[Start of SUPPLIED DATA]

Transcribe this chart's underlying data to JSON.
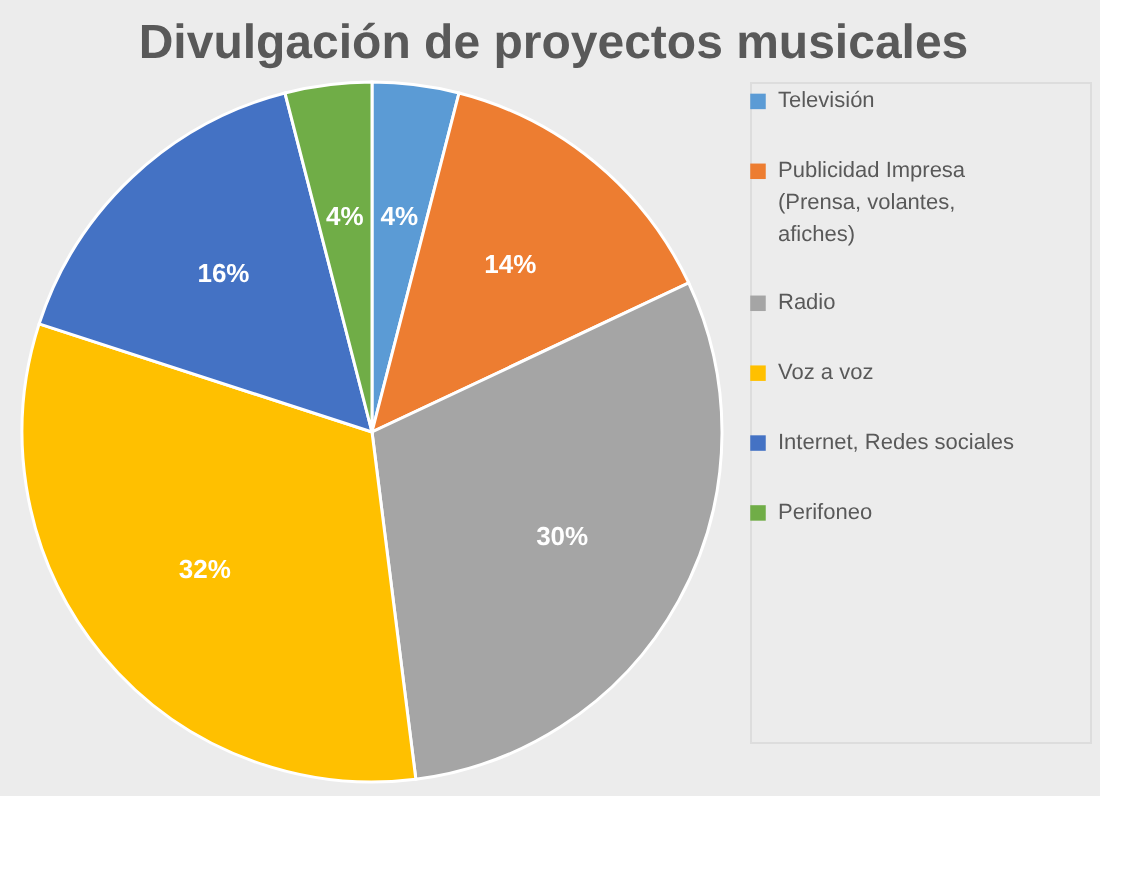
{
  "chart_data": {
    "type": "pie",
    "title": "Divulgación de proyectos musicales",
    "categories": [
      "Televisión",
      "Publicidad Impresa (Prensa, volantes, afiches)",
      "Radio",
      "Voz a voz",
      "Internet, Redes sociales",
      "Perifoneo"
    ],
    "values": [
      4,
      14,
      30,
      32,
      16,
      4
    ],
    "colors": [
      "#5b9bd5",
      "#ed7d31",
      "#a5a5a5",
      "#ffc000",
      "#4472c4",
      "#70ad47"
    ],
    "value_labels": [
      "4%",
      "14%",
      "30%",
      "32%",
      "16%",
      "4%"
    ],
    "legend": "right"
  }
}
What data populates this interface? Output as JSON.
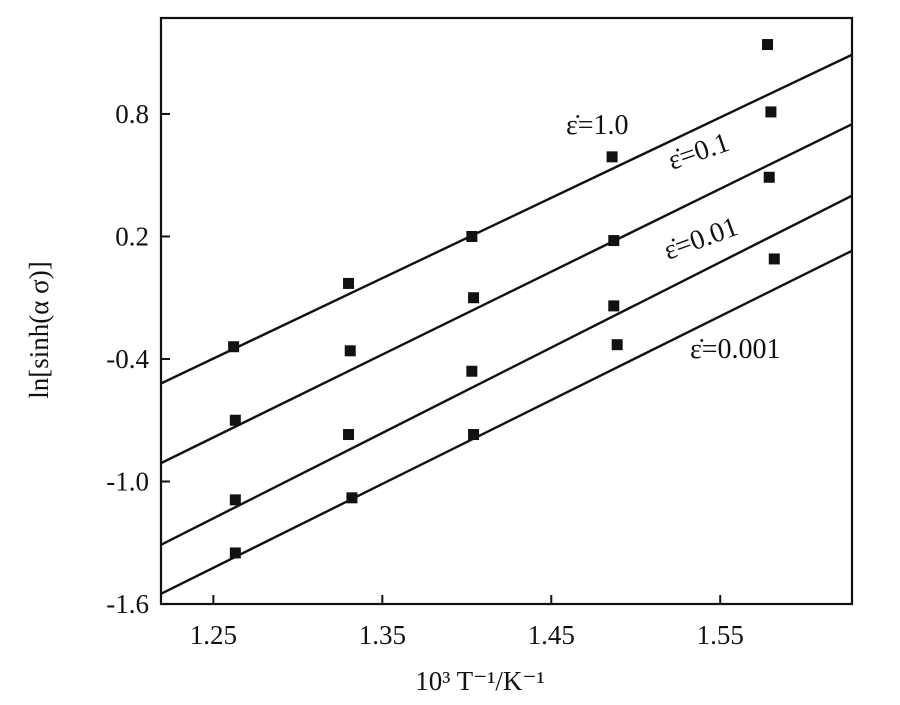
{
  "chart_data": {
    "type": "scatter",
    "title": "",
    "xlabel": "10³ T⁻¹/K⁻¹",
    "ylabel": "ln[sinh(α σ)]",
    "xlim": [
      1.219,
      1.628
    ],
    "ylim": [
      -1.6,
      1.27
    ],
    "x_ticks": [
      1.25,
      1.35,
      1.45,
      1.55
    ],
    "x_tick_labels": [
      "1.25",
      "1.35",
      "1.45",
      "1.55"
    ],
    "y_ticks": [
      0.8,
      0.2,
      -0.4,
      -1.0,
      -1.6
    ],
    "y_tick_labels": [
      "0.8",
      "0.2",
      "-0.4",
      "-1.0",
      "-1.6"
    ],
    "grid": false,
    "legend": "none",
    "series": [
      {
        "label": "ε̇=1.0",
        "points": [
          [
            1.262,
            -0.34
          ],
          [
            1.33,
            -0.03
          ],
          [
            1.403,
            0.2
          ],
          [
            1.486,
            0.59
          ],
          [
            1.578,
            1.14
          ]
        ],
        "fit": [
          [
            1.219,
            -0.52
          ],
          [
            1.628,
            1.09
          ]
        ]
      },
      {
        "label": "ε̇=0.1",
        "points": [
          [
            1.263,
            -0.7
          ],
          [
            1.331,
            -0.36
          ],
          [
            1.404,
            -0.1
          ],
          [
            1.487,
            0.18
          ],
          [
            1.58,
            0.81
          ]
        ],
        "fit": [
          [
            1.219,
            -0.91
          ],
          [
            1.628,
            0.75
          ]
        ]
      },
      {
        "label": "ε̇=0.01",
        "points": [
          [
            1.263,
            -1.09
          ],
          [
            1.33,
            -0.77
          ],
          [
            1.403,
            -0.46
          ],
          [
            1.487,
            -0.14
          ],
          [
            1.579,
            0.49
          ]
        ],
        "fit": [
          [
            1.219,
            -1.31
          ],
          [
            1.628,
            0.4
          ]
        ]
      },
      {
        "label": "ε̇=0.001",
        "points": [
          [
            1.263,
            -1.35
          ],
          [
            1.332,
            -1.08
          ],
          [
            1.404,
            -0.77
          ],
          [
            1.489,
            -0.33
          ],
          [
            1.582,
            0.09
          ]
        ],
        "fit": [
          [
            1.219,
            -1.55
          ],
          [
            1.628,
            0.13
          ]
        ]
      }
    ]
  }
}
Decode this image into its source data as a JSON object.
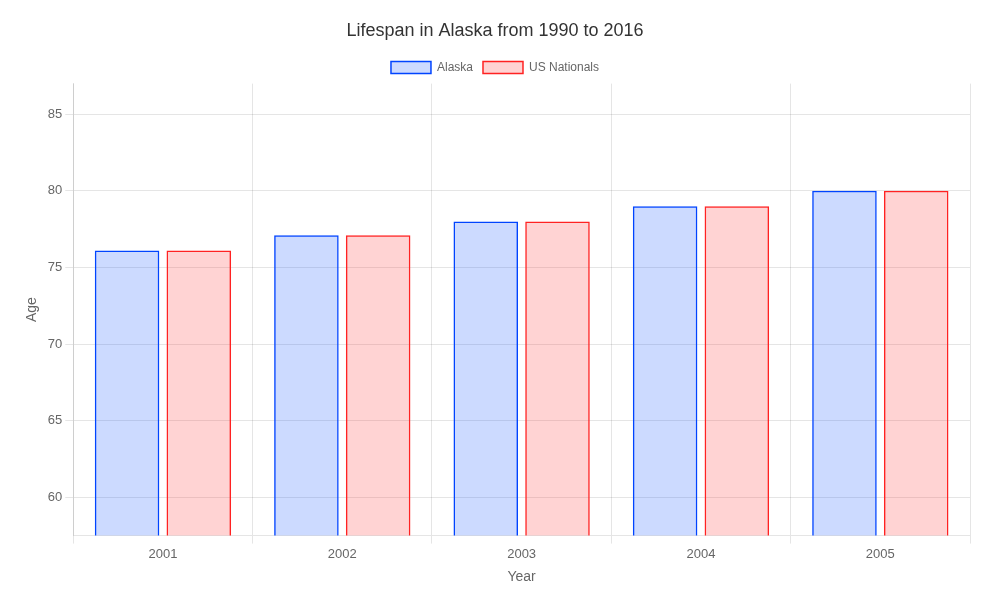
{
  "chart_data": {
    "type": "bar",
    "title": "Lifespan in Alaska from 1990 to 2016",
    "xlabel": "Year",
    "ylabel": "Age",
    "categories": [
      "2001",
      "2002",
      "2003",
      "2004",
      "2005"
    ],
    "series": [
      {
        "name": "Alaska",
        "color": "#0044ff",
        "values": [
          76.1,
          77.1,
          78.0,
          79.0,
          80.0
        ]
      },
      {
        "name": "US Nationals",
        "color": "#ff2222",
        "values": [
          76.1,
          77.1,
          78.0,
          79.0,
          80.0
        ]
      }
    ],
    "ylim": [
      57.5,
      87
    ],
    "yticks": [
      60,
      65,
      70,
      75,
      80,
      85
    ],
    "grid": true,
    "legend": "top"
  }
}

[End of SUPPLIED DATA]

# TASK DIRECTIONS
Leave out every picture and copy the rest of the records exactly.

# EXPECTED OUTPUT
Transcribe this chart's underlying data to JSON.
{
  "chart_data": {
    "type": "pie",
    "title": "Divulgación de proyectos musicales",
    "categories": [
      "Televisión",
      "Publicidad Impresa (Prensa, volantes, afiches)",
      "Radio",
      "Voz a voz",
      "Internet, Redes sociales",
      "Perifoneo"
    ],
    "values": [
      4,
      14,
      30,
      32,
      16,
      4
    ],
    "colors": [
      "#5b9bd5",
      "#ed7d31",
      "#a5a5a5",
      "#ffc000",
      "#4472c4",
      "#70ad47"
    ],
    "value_labels": [
      "4%",
      "14%",
      "30%",
      "32%",
      "16%",
      "4%"
    ],
    "legend": "right"
  }
}
What data populates this interface? Output as JSON.
{
  "chart_data": {
    "type": "scatter",
    "title": "",
    "xlabel": "10³ T⁻¹/K⁻¹",
    "ylabel": "ln[sinh(α σ)]",
    "xlim": [
      1.219,
      1.628
    ],
    "ylim": [
      -1.6,
      1.27
    ],
    "x_ticks": [
      1.25,
      1.35,
      1.45,
      1.55
    ],
    "x_tick_labels": [
      "1.25",
      "1.35",
      "1.45",
      "1.55"
    ],
    "y_ticks": [
      0.8,
      0.2,
      -0.4,
      -1.0,
      -1.6
    ],
    "y_tick_labels": [
      "0.8",
      "0.2",
      "-0.4",
      "-1.0",
      "-1.6"
    ],
    "grid": false,
    "legend": "none",
    "series": [
      {
        "label": "ε̇=1.0",
        "points": [
          [
            1.262,
            -0.34
          ],
          [
            1.33,
            -0.03
          ],
          [
            1.403,
            0.2
          ],
          [
            1.486,
            0.59
          ],
          [
            1.578,
            1.14
          ]
        ],
        "fit": [
          [
            1.219,
            -0.52
          ],
          [
            1.628,
            1.09
          ]
        ]
      },
      {
        "label": "ε̇=0.1",
        "points": [
          [
            1.263,
            -0.7
          ],
          [
            1.331,
            -0.36
          ],
          [
            1.404,
            -0.1
          ],
          [
            1.487,
            0.18
          ],
          [
            1.58,
            0.81
          ]
        ],
        "fit": [
          [
            1.219,
            -0.91
          ],
          [
            1.628,
            0.75
          ]
        ]
      },
      {
        "label": "ε̇=0.01",
        "points": [
          [
            1.263,
            -1.09
          ],
          [
            1.33,
            -0.77
          ],
          [
            1.403,
            -0.46
          ],
          [
            1.487,
            -0.14
          ],
          [
            1.579,
            0.49
          ]
        ],
        "fit": [
          [
            1.219,
            -1.31
          ],
          [
            1.628,
            0.4
          ]
        ]
      },
      {
        "label": "ε̇=0.001",
        "points": [
          [
            1.263,
            -1.35
          ],
          [
            1.332,
            -1.08
          ],
          [
            1.404,
            -0.77
          ],
          [
            1.489,
            -0.33
          ],
          [
            1.582,
            0.09
          ]
        ],
        "fit": [
          [
            1.219,
            -1.55
          ],
          [
            1.628,
            0.13
          ]
        ]
      }
    ]
  }
}
Decode this image into its source data as a JSON object.
{
  "chart_data": {
    "type": "bar",
    "title": "Lifespan in Alaska from 1990 to 2016",
    "xlabel": "Year",
    "ylabel": "Age",
    "categories": [
      "2001",
      "2002",
      "2003",
      "2004",
      "2005"
    ],
    "series": [
      {
        "name": "Alaska",
        "color": "#0044ff",
        "values": [
          76.1,
          77.1,
          78.0,
          79.0,
          80.0
        ]
      },
      {
        "name": "US Nationals",
        "color": "#ff2222",
        "values": [
          76.1,
          77.1,
          78.0,
          79.0,
          80.0
        ]
      }
    ],
    "ylim": [
      57.5,
      87
    ],
    "yticks": [
      60,
      65,
      70,
      75,
      80,
      85
    ],
    "grid": true,
    "legend": "top"
  }
}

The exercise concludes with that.